Supplied material -
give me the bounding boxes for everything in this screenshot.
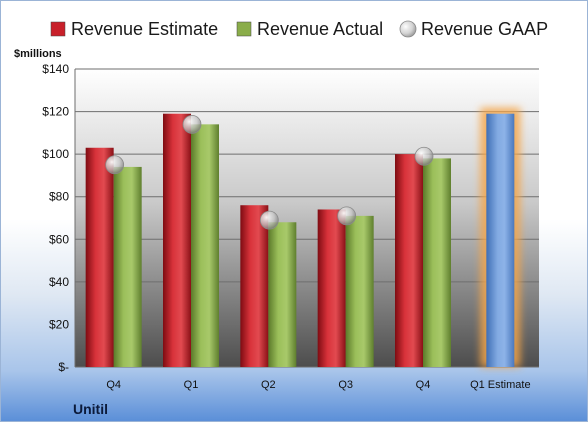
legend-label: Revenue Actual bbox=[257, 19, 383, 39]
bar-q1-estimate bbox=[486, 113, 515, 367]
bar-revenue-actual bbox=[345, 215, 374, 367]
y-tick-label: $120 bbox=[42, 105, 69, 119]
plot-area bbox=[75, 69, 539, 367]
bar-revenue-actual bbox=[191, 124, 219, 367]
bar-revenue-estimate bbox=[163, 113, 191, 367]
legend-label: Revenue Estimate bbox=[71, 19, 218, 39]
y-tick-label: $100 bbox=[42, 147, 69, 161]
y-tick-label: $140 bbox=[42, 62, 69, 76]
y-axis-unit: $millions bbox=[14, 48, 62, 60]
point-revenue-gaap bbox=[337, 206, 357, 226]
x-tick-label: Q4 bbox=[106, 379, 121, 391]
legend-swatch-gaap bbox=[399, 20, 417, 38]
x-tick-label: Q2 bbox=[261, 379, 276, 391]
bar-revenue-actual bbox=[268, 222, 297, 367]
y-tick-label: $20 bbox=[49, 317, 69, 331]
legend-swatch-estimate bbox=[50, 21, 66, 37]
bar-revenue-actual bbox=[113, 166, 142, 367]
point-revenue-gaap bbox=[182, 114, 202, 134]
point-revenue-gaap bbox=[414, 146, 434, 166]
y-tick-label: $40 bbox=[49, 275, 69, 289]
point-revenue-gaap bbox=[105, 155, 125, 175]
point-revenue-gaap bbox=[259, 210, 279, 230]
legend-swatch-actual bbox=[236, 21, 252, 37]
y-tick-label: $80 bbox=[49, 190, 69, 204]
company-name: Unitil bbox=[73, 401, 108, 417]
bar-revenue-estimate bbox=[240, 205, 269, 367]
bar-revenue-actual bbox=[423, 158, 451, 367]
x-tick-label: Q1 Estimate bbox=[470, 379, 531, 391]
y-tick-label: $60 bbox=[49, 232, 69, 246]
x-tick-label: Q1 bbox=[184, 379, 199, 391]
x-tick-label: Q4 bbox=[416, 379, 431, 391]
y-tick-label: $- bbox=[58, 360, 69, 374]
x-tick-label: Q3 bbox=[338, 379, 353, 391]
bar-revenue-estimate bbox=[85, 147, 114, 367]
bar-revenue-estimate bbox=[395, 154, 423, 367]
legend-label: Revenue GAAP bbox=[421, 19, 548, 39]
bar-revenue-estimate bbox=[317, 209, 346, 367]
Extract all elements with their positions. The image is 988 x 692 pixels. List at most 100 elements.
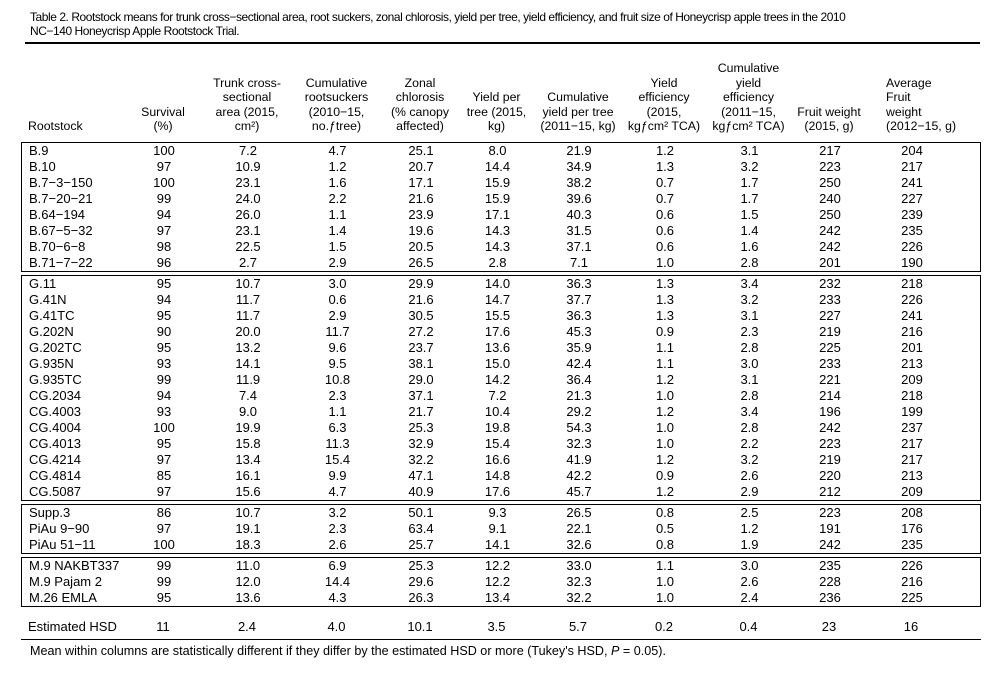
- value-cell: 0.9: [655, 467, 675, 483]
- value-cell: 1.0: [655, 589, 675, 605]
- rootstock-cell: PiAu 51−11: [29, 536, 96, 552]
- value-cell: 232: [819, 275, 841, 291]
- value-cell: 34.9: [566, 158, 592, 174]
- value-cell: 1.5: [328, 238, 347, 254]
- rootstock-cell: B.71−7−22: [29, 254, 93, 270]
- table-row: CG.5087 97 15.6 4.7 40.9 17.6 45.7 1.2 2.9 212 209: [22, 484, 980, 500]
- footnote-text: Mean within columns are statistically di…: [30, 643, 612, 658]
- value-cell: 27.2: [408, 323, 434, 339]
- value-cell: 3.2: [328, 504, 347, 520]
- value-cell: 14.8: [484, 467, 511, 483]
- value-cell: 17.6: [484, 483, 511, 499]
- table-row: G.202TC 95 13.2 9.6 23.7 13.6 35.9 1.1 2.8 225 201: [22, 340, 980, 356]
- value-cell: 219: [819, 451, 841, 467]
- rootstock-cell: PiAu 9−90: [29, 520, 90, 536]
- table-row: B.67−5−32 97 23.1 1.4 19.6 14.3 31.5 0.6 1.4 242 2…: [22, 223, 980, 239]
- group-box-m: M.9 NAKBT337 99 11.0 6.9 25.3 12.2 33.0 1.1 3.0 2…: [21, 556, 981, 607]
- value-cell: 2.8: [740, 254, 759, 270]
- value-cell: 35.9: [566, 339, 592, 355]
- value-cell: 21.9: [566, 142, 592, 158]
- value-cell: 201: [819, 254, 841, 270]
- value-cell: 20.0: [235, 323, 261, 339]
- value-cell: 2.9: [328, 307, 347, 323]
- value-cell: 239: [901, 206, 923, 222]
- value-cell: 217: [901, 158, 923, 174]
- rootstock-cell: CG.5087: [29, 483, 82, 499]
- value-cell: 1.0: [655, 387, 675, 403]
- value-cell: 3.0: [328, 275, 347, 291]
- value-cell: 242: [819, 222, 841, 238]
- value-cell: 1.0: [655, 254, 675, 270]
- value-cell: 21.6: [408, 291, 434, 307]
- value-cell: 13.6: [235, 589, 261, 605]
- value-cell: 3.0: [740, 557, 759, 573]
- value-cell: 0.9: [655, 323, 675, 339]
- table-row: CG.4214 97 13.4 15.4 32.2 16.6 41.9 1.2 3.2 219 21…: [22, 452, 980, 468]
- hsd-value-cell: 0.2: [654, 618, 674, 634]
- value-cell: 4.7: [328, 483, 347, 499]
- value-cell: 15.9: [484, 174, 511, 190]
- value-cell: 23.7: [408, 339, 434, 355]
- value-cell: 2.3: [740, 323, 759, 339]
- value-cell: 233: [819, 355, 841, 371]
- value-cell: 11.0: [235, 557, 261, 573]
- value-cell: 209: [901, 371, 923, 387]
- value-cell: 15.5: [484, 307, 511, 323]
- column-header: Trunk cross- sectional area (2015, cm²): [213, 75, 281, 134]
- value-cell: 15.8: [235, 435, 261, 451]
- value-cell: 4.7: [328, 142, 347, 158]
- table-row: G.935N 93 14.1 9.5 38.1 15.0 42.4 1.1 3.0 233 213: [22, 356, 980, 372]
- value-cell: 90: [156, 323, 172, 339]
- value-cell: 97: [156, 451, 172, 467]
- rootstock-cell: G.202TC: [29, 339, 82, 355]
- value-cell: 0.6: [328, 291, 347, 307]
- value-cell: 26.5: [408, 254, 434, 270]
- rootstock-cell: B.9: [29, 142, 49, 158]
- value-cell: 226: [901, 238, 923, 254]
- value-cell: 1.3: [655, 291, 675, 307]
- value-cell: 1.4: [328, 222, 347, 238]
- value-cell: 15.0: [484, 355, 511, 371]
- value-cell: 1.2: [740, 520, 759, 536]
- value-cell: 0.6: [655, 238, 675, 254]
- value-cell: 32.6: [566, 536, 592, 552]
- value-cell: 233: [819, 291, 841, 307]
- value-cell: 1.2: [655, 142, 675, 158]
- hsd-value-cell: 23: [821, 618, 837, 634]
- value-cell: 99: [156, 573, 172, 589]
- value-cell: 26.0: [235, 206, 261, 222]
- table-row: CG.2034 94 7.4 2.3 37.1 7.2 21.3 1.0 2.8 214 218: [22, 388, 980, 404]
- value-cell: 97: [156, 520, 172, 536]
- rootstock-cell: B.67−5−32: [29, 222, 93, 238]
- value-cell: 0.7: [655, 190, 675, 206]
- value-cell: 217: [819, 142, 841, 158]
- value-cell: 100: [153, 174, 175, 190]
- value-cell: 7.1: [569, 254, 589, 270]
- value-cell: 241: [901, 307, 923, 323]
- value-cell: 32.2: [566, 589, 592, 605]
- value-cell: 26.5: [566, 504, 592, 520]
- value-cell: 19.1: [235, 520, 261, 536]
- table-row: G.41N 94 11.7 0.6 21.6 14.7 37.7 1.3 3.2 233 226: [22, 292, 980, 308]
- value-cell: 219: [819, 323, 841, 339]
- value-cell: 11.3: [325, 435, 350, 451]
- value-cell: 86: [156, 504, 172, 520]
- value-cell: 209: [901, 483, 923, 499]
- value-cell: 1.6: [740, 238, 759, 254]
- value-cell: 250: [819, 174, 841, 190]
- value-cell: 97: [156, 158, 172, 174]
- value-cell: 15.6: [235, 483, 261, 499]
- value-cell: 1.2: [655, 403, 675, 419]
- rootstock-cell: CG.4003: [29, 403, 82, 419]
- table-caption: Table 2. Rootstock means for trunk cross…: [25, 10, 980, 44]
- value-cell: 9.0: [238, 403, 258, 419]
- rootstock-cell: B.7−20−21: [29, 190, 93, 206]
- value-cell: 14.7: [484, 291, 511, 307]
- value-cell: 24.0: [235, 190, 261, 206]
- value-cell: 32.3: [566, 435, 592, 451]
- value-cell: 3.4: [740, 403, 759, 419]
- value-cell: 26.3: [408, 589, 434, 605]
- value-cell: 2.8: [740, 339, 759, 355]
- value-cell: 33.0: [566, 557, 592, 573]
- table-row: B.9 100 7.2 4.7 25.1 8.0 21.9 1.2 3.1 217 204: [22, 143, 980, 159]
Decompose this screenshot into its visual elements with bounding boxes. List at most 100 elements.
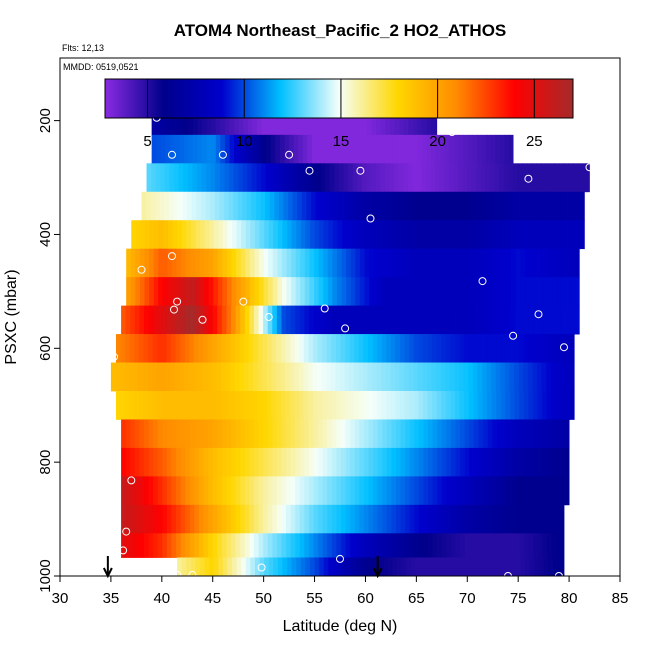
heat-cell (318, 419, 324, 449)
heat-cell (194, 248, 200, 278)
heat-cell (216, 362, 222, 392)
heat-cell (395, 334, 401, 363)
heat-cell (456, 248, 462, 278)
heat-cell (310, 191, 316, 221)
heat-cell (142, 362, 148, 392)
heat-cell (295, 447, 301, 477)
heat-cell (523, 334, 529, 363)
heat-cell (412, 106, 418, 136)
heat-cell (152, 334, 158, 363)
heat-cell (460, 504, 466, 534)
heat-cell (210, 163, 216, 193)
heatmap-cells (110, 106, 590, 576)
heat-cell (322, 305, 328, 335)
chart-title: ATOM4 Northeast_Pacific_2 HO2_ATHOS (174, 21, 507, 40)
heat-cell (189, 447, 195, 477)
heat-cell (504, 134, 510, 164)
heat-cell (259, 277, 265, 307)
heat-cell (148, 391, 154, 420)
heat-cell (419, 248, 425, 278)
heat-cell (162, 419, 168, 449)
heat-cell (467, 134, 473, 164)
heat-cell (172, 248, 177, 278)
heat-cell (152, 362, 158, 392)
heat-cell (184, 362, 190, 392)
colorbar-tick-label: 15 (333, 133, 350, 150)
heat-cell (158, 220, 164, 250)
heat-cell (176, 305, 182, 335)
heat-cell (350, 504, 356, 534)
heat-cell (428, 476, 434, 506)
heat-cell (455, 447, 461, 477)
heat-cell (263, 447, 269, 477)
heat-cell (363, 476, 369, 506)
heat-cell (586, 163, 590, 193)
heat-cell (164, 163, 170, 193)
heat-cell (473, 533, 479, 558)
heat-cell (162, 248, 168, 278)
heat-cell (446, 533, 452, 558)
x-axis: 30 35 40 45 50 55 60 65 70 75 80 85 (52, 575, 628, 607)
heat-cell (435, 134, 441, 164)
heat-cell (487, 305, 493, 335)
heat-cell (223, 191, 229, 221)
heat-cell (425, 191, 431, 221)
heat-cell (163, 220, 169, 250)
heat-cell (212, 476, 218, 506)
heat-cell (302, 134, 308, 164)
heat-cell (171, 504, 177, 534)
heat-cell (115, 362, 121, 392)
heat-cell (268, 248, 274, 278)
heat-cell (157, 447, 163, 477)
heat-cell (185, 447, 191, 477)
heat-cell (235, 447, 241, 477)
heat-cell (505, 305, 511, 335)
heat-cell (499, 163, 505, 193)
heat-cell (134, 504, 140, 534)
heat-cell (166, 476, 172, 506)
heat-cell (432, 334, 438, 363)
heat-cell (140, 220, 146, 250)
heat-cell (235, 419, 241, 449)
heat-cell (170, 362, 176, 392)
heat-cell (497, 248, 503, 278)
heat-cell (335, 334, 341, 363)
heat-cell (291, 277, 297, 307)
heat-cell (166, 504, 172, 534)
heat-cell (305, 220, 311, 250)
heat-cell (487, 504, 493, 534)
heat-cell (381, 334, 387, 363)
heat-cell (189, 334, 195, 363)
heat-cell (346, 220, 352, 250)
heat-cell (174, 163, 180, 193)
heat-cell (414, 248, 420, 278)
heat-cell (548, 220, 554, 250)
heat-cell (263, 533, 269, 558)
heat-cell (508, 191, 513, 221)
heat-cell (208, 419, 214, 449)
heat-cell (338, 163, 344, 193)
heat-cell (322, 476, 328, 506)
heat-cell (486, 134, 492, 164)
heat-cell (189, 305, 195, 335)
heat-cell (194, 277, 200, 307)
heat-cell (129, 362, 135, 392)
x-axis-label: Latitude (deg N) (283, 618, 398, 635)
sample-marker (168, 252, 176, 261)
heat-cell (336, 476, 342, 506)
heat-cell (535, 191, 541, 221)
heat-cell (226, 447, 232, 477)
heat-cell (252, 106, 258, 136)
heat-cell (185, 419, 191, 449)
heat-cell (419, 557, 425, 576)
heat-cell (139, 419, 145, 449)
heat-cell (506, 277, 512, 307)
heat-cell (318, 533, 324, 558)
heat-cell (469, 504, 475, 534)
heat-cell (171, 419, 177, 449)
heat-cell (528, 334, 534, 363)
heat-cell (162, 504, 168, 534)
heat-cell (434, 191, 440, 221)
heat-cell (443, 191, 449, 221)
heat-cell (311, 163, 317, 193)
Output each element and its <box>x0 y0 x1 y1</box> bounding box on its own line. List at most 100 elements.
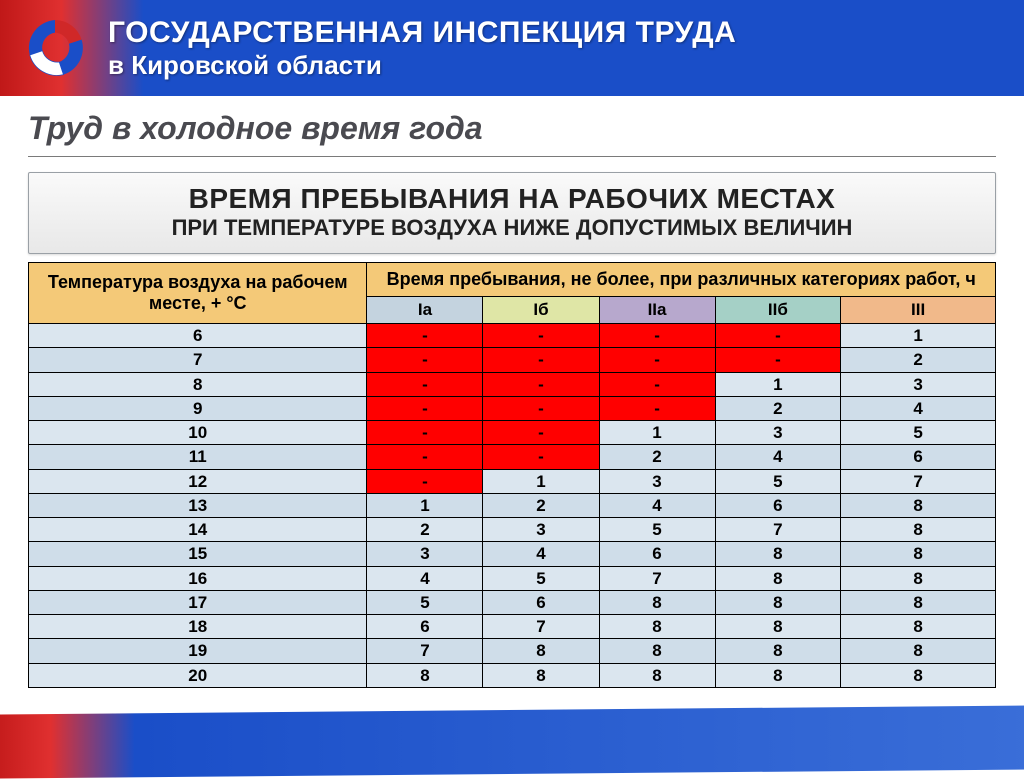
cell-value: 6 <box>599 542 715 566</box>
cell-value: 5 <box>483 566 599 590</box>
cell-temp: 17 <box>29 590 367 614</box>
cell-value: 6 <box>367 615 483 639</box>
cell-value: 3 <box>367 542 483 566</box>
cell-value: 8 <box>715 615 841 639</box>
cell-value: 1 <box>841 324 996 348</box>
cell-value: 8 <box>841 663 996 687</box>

Your goal - Please format the stretch from the line containing "- value-cell: 0.9: [655, 467, 675, 483]" through the line containing "- table-row: B.67−5−32" as a Markdown table. Use the columns No. and Line, numbering each line and omitting any blank ones.

Response for this exercise -
| No. | Line |
|---|---|
| 1 | - value-cell: 0.9: [655, 467, 675, 483] |
| 2 | - value-cell: 1.0: [655, 589, 675, 605] |
| 3 | - rootstock-cell: PiAu 51−11: [29, 536, 96, 552] |
| 4 | - value-cell: 232: [819, 275, 841, 291] |
| 5 | - value-cell: 34.9: [566, 158, 592, 174] |
| 6 | - value-cell: 1.5: [328, 238, 347, 254] |
| 7 | - rootstock-cell: B.71−7−22: [29, 254, 93, 270] |
| 8 | - table-row: CG.5087 97 15.6 4.7 40.9 17.6 45.7 1.2 2.9 212 209: [22, 484, 980, 500] |
| 9 | - footnote-text: Mean within columns are statistically di…: [30, 643, 612, 658] |
| 10 | - value-cell: 27.2: [408, 323, 434, 339] |
| 11 | - value-cell: 3.2: [328, 504, 347, 520] |
| 12 | - value-cell: 14.8: [484, 467, 511, 483] |
| 13 | - value-cell: 17.6: [484, 483, 511, 499] |
| 14 | - table-row: G.202TC 95 13.2 9.6 23.7 13.6 35.9 1.1 2.8 225 201: [22, 340, 980, 356] |
| 15 | - value-cell: 219: [819, 451, 841, 467] |
| 16 | - rootstock-cell: PiAu 9−90: [29, 520, 90, 536] |
| 17 | - table-row: B.67−5−32 97 23.1 1.4 19.6 14.3 31.5 0.6 1.4 242 2…: [22, 223, 980, 239] |